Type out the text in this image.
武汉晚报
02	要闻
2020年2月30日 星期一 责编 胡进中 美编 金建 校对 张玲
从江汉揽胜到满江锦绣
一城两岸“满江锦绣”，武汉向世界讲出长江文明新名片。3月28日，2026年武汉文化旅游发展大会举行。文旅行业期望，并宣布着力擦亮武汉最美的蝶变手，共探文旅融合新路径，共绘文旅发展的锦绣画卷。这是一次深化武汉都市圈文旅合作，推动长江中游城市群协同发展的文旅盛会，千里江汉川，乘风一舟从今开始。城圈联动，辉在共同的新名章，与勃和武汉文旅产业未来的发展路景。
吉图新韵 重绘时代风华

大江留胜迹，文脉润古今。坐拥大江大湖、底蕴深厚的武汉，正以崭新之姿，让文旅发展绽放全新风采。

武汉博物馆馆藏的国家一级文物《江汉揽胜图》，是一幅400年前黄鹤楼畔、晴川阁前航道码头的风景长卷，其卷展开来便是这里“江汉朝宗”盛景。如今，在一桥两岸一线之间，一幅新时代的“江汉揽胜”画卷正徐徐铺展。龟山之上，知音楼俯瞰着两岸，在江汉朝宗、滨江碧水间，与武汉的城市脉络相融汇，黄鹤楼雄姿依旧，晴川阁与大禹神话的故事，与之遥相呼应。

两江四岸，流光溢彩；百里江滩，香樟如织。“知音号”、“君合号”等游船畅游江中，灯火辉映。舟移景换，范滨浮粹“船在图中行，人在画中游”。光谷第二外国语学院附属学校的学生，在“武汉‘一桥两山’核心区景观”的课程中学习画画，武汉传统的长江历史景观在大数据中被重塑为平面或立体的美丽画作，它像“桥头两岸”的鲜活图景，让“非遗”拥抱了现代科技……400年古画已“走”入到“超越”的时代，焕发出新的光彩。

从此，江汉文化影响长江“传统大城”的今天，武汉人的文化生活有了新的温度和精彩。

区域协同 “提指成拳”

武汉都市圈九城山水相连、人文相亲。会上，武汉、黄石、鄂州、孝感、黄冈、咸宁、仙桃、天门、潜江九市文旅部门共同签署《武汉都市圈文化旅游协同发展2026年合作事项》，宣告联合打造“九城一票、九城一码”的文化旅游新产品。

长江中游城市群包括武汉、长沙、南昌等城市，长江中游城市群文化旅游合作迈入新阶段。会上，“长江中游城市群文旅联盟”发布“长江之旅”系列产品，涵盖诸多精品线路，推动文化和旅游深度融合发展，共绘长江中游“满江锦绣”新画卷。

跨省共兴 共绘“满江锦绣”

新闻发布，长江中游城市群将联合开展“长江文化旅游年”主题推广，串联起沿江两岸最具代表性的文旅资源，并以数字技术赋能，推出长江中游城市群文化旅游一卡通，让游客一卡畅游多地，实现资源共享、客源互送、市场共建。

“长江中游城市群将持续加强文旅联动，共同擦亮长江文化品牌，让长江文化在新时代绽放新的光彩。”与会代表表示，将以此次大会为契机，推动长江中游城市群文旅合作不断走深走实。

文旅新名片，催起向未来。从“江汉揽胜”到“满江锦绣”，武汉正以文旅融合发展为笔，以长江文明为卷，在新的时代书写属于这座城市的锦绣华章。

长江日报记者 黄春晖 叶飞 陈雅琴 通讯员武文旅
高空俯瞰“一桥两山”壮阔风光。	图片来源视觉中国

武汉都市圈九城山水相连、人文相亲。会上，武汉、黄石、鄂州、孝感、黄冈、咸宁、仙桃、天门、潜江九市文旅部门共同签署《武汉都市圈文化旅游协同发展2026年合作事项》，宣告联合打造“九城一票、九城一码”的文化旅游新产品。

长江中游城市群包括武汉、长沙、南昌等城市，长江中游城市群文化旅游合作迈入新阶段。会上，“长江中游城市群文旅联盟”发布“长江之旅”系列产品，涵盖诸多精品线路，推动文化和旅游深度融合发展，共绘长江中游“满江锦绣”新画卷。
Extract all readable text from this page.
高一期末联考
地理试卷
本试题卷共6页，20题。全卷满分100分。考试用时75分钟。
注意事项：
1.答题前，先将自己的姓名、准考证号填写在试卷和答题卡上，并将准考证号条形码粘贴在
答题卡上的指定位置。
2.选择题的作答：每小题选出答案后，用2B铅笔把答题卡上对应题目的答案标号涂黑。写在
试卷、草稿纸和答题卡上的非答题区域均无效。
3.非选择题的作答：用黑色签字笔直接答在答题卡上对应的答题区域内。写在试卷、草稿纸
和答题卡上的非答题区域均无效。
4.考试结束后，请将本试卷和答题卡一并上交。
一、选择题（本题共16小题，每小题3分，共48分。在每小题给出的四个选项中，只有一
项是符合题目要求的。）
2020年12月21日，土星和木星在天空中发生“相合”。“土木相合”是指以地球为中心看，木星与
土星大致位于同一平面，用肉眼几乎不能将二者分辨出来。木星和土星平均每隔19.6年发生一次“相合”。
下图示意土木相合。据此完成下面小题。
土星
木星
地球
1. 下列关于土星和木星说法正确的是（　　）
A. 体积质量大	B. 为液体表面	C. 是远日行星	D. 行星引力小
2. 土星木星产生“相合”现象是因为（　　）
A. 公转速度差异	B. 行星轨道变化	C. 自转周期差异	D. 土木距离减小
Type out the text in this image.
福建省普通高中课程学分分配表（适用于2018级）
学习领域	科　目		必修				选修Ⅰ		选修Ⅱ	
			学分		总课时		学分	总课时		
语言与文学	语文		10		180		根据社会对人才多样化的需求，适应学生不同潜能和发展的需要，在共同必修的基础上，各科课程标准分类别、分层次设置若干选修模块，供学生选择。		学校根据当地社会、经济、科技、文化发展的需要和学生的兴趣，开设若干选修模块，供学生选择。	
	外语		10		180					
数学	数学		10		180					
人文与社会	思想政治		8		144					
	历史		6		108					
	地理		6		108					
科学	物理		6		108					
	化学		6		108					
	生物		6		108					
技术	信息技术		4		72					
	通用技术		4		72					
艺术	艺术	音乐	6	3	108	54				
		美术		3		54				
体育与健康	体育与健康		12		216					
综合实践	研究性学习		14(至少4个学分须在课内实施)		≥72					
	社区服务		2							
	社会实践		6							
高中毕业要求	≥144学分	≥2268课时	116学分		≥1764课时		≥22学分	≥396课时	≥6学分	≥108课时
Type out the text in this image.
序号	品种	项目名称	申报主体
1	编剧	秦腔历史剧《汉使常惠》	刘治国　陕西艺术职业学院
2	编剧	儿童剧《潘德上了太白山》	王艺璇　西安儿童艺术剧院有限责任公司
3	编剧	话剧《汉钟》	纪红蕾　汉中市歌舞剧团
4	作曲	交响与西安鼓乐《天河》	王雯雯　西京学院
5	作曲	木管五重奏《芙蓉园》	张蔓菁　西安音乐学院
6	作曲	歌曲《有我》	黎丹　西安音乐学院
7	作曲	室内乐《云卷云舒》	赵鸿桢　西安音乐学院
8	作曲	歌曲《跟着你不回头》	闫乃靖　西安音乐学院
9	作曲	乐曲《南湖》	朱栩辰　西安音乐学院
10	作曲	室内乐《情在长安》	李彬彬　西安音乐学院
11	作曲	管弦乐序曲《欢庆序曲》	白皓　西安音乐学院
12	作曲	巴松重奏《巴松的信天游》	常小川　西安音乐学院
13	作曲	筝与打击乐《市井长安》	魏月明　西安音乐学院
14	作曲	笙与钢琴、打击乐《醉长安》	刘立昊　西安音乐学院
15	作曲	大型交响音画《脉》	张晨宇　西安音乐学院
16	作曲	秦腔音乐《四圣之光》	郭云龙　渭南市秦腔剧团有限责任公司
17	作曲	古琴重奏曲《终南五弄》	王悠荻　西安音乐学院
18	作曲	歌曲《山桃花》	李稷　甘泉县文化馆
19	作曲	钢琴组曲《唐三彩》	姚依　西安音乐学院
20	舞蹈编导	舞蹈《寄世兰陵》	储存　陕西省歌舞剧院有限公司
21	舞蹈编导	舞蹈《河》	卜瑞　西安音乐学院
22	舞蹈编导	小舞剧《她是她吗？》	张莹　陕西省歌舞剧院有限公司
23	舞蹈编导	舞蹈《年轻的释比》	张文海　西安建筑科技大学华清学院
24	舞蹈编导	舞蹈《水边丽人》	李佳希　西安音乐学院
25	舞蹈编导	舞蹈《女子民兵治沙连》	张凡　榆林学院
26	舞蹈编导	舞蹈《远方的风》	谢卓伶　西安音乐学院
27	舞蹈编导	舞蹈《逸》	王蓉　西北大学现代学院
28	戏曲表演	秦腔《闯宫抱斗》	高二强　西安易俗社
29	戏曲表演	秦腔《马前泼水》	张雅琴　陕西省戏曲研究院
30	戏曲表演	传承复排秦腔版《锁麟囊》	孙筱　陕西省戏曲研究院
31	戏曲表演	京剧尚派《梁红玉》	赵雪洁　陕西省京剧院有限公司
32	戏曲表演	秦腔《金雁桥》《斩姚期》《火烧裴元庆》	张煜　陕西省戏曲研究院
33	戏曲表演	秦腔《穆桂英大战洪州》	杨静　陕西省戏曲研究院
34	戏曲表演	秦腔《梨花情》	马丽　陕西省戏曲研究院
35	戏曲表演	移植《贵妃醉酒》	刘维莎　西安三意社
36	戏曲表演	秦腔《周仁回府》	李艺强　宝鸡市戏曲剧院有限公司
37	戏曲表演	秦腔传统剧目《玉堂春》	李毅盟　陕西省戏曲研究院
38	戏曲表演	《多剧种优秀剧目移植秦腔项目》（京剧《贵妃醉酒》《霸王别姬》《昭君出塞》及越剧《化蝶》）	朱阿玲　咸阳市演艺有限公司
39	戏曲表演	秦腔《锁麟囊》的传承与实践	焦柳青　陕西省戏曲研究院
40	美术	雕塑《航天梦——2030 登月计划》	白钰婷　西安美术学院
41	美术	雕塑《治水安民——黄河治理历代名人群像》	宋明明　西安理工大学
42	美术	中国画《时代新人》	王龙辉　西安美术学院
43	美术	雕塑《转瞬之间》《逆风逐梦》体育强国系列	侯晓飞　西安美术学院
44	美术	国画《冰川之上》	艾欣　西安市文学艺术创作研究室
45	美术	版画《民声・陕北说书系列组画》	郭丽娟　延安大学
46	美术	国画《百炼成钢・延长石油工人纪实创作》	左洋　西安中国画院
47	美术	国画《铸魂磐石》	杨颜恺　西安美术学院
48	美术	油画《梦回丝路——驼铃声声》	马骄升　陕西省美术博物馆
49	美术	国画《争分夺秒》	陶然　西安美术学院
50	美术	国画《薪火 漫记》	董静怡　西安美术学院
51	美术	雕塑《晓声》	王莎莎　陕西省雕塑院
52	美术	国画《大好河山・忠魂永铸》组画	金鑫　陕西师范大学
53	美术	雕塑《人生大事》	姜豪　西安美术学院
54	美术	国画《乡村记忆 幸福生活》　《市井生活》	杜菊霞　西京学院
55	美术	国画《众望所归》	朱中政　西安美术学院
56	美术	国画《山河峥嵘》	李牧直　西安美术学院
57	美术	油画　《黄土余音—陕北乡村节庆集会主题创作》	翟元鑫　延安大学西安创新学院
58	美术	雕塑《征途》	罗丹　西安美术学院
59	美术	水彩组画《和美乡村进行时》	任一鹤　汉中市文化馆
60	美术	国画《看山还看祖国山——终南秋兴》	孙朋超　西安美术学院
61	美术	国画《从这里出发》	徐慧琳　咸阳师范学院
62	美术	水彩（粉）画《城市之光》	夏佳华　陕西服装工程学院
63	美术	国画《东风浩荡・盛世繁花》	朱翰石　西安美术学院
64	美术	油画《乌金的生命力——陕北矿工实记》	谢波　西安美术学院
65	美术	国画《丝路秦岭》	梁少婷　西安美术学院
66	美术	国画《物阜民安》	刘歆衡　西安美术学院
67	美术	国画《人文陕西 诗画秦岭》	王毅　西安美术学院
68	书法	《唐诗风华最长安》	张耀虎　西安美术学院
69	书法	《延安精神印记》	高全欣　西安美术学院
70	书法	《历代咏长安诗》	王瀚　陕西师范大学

# [Objective]
Show every line of the listing in which the string "舞蹈编导" can be found.

# [Exercise result]
20	舞蹈编导	舞蹈《寄世兰陵》	储存　陕西省歌舞剧院有限公司
21	舞蹈编导	舞蹈《河》	卜瑞　西安音乐学院
22	舞蹈编导	小舞剧《她是她吗？》	张莹　陕西省歌舞剧院有限公司
23	舞蹈编导	舞蹈《年轻的释比》	张文海　西安建筑科技大学华清学院
24	舞蹈编导	舞蹈《水边丽人》	李佳希　西安音乐学院
25	舞蹈编导	舞蹈《女子民兵治沙连》	张凡　榆林学院
26	舞蹈编导	舞蹈《远方的风》	谢卓伶　西安音乐学院
27	舞蹈编导	舞蹈《逸》	王蓉　西北大学现代学院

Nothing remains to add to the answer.